Source records:
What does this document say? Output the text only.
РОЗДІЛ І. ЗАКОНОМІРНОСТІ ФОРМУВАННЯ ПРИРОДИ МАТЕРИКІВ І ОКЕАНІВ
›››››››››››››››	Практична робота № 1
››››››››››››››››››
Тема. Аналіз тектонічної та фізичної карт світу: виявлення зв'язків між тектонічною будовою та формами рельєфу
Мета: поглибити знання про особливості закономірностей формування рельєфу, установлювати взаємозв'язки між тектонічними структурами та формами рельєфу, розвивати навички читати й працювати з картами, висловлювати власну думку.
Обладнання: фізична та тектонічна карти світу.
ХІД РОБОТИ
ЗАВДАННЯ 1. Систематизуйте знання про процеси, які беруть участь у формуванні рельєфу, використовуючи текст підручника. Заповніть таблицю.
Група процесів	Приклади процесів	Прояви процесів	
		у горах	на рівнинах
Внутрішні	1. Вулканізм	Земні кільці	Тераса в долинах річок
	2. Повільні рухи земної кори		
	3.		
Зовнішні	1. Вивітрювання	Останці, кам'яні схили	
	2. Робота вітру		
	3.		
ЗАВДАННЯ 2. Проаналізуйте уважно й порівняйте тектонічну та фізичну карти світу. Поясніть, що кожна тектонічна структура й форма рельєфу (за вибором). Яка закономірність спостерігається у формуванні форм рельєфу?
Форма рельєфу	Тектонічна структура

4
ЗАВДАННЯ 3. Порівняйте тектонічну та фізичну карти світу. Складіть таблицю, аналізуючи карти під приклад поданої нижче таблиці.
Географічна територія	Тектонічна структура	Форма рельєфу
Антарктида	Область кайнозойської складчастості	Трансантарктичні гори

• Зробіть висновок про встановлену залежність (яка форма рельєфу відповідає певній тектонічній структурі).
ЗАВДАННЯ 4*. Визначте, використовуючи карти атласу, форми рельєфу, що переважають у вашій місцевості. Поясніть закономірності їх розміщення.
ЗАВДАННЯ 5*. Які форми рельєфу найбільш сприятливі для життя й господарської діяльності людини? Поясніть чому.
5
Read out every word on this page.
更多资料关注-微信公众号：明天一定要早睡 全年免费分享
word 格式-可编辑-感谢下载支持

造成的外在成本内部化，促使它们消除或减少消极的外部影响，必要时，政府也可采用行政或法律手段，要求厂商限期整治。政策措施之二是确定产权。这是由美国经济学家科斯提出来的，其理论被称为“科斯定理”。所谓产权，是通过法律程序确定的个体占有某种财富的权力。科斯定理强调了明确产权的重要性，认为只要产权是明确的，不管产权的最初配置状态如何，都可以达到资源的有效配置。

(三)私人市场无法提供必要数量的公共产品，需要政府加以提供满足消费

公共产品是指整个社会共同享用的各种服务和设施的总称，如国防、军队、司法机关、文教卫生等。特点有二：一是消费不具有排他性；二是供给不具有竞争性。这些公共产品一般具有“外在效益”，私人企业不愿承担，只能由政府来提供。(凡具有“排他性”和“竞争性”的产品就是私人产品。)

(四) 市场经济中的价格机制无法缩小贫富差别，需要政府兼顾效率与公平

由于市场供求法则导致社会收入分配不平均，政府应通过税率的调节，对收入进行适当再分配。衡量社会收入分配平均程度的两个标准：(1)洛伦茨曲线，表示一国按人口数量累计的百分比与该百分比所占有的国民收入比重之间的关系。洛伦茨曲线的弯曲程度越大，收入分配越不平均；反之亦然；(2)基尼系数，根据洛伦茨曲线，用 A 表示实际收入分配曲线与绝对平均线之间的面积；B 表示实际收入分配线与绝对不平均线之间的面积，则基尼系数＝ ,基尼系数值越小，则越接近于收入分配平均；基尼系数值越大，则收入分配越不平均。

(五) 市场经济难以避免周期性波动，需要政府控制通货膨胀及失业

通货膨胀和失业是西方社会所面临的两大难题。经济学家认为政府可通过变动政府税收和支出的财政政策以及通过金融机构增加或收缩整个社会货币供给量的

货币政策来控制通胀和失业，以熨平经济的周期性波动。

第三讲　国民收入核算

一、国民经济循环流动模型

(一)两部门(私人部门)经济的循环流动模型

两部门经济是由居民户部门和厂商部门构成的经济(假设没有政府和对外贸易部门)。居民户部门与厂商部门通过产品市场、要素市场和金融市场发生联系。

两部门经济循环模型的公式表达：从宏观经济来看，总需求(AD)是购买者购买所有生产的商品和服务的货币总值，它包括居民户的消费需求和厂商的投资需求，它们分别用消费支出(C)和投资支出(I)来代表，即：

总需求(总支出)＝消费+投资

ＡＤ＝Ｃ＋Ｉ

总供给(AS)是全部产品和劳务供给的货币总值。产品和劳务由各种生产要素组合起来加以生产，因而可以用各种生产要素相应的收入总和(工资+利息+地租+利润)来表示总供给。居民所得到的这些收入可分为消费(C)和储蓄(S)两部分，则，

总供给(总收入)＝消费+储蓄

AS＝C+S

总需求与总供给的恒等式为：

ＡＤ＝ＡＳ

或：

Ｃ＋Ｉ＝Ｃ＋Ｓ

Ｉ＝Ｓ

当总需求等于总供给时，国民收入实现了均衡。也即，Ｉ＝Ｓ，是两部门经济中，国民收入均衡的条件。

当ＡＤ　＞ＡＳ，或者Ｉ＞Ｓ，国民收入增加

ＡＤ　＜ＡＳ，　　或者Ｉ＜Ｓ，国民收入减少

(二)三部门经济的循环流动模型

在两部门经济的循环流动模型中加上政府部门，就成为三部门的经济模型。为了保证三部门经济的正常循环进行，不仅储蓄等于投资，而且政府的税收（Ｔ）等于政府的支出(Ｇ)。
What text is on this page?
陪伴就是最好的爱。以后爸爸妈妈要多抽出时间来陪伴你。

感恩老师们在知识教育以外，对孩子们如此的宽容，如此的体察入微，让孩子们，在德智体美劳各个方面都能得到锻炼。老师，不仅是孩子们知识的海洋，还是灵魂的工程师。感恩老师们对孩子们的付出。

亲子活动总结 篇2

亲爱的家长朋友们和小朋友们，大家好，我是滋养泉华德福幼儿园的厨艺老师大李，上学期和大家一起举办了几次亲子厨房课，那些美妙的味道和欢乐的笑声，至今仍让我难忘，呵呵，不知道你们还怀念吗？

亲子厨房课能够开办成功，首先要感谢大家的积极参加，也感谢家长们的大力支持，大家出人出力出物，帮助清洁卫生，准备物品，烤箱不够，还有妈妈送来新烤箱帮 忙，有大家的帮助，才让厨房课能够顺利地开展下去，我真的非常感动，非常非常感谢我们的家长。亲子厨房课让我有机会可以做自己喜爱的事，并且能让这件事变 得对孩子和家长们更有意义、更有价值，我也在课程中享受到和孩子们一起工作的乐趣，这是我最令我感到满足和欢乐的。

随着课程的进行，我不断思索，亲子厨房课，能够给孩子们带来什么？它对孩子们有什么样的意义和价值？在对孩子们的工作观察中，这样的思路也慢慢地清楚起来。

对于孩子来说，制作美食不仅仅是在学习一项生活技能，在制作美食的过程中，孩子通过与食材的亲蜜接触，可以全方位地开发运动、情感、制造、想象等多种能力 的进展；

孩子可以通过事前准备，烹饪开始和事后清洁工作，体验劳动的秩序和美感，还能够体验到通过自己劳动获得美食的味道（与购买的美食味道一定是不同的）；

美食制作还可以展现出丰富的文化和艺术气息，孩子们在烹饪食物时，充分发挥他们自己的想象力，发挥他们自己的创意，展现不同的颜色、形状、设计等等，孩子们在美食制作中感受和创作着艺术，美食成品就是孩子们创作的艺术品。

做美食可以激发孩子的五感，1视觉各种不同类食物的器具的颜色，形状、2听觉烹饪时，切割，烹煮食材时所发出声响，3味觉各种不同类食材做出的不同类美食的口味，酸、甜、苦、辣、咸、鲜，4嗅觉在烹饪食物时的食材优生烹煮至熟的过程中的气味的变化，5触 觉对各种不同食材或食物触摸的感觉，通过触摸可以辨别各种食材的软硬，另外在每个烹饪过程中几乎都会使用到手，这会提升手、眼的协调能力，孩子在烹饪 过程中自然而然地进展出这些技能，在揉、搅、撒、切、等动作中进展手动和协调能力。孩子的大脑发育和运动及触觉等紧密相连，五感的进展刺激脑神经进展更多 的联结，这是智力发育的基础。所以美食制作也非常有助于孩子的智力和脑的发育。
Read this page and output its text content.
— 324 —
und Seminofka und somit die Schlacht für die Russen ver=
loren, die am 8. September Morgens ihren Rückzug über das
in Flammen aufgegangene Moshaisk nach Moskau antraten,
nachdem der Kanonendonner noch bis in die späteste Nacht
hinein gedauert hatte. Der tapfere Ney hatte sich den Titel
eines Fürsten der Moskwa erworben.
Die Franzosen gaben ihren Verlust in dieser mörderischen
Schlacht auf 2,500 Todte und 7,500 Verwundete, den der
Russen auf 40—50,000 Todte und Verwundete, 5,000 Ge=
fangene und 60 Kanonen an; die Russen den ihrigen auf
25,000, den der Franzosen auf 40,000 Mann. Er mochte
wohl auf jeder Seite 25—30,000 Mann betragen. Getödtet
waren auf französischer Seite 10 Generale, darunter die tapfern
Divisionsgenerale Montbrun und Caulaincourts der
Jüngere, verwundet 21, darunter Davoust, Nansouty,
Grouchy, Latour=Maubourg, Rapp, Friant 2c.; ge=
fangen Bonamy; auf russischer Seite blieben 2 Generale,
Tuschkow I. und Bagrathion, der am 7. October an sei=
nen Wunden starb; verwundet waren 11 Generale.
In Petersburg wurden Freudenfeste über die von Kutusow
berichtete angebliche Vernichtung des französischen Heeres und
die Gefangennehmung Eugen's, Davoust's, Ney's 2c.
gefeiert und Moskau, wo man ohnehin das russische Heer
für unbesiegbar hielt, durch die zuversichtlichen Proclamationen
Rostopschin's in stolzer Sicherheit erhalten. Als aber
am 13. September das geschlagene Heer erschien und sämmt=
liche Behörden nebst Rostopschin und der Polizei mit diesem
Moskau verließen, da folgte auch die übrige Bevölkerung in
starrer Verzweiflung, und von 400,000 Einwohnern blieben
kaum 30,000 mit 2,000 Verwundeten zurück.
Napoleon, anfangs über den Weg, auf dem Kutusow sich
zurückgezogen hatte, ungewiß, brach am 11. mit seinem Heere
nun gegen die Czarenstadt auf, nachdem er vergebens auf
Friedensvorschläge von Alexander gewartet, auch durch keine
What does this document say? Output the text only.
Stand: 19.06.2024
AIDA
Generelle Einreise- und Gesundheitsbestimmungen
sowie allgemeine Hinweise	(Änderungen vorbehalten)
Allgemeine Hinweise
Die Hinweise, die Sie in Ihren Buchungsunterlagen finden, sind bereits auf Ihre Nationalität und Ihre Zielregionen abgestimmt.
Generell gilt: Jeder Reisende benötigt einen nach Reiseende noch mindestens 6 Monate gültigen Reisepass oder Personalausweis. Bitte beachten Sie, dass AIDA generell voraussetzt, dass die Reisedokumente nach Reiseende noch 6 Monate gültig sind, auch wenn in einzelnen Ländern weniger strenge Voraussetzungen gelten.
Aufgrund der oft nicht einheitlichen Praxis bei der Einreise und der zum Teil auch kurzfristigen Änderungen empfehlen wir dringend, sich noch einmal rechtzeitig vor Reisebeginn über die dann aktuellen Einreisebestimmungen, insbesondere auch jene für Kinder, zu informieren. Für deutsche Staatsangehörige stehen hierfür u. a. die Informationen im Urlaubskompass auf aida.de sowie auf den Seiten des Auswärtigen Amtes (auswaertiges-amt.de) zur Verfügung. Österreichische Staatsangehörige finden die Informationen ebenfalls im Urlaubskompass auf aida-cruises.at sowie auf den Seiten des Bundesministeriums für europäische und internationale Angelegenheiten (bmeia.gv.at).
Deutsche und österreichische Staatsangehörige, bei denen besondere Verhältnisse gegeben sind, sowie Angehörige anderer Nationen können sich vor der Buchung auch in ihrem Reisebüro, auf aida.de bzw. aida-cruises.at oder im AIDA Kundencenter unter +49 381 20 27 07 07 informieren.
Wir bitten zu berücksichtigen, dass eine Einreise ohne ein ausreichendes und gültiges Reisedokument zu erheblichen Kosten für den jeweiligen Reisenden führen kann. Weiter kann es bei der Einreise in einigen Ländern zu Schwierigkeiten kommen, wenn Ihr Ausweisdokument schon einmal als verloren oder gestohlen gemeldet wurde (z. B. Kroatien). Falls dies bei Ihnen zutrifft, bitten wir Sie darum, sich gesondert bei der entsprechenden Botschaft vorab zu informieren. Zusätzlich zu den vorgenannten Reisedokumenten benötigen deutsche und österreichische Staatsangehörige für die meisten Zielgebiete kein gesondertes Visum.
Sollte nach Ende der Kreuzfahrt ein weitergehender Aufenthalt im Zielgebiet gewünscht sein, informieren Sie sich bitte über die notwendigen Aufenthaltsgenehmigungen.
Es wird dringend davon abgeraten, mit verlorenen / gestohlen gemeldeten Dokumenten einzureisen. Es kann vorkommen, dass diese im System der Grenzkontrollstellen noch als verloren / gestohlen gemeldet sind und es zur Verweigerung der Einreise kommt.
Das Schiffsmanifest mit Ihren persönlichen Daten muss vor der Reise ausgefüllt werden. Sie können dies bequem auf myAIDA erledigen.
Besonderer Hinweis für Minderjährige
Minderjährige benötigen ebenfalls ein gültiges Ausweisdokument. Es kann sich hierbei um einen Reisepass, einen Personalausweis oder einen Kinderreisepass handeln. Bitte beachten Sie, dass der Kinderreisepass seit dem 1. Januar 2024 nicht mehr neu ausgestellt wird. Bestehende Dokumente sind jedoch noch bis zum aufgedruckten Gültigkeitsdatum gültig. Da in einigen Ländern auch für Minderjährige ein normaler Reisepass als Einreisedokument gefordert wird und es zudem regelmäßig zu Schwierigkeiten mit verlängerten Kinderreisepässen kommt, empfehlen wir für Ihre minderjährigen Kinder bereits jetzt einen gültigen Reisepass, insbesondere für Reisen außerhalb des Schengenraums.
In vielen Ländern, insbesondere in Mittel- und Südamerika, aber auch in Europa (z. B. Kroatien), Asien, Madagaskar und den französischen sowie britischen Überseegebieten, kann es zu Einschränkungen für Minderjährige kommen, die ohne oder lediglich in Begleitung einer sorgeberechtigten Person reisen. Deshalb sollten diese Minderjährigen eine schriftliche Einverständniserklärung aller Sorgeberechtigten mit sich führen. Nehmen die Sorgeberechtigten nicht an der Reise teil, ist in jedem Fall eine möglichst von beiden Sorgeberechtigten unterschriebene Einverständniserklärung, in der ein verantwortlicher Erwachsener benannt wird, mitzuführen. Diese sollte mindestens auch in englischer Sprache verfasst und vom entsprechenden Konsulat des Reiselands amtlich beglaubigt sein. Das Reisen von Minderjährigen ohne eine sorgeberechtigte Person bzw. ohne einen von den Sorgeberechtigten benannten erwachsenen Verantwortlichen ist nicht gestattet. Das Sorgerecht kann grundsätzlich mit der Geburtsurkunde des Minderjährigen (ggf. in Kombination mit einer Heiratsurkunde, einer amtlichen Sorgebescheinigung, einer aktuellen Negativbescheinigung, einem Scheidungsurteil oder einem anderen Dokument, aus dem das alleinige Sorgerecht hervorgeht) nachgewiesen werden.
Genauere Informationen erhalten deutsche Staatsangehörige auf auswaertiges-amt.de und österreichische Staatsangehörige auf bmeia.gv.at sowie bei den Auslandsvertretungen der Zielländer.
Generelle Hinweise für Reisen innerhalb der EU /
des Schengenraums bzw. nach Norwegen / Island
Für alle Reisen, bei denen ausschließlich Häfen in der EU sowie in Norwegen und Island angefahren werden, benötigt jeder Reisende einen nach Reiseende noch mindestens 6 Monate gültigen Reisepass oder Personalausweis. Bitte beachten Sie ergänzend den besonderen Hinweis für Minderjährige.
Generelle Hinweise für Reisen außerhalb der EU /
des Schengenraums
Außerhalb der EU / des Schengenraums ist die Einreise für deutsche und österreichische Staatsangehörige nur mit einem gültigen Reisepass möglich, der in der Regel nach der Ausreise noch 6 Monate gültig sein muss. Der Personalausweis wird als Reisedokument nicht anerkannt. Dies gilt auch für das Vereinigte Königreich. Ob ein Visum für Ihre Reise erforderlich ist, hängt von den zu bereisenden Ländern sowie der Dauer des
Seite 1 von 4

▶ _Direction_: From the entries above, copy every line that holds the word "формуванні".

▶ _Task answer_:
ЗАВДАННЯ 1. Систематизуйте знання про процеси, які беруть участь у формуванні рельєфу, використовуючи текст підручника. Заповніть таблицю.
ЗАВДАННЯ 2. Проаналізуйте уважно й порівняйте тектонічну та фізичну карти світу. Поясніть, що кожна тектонічна структура й форма рельєфу (за вибором). Яка закономірність спостерігається у формуванні форм рельєфу?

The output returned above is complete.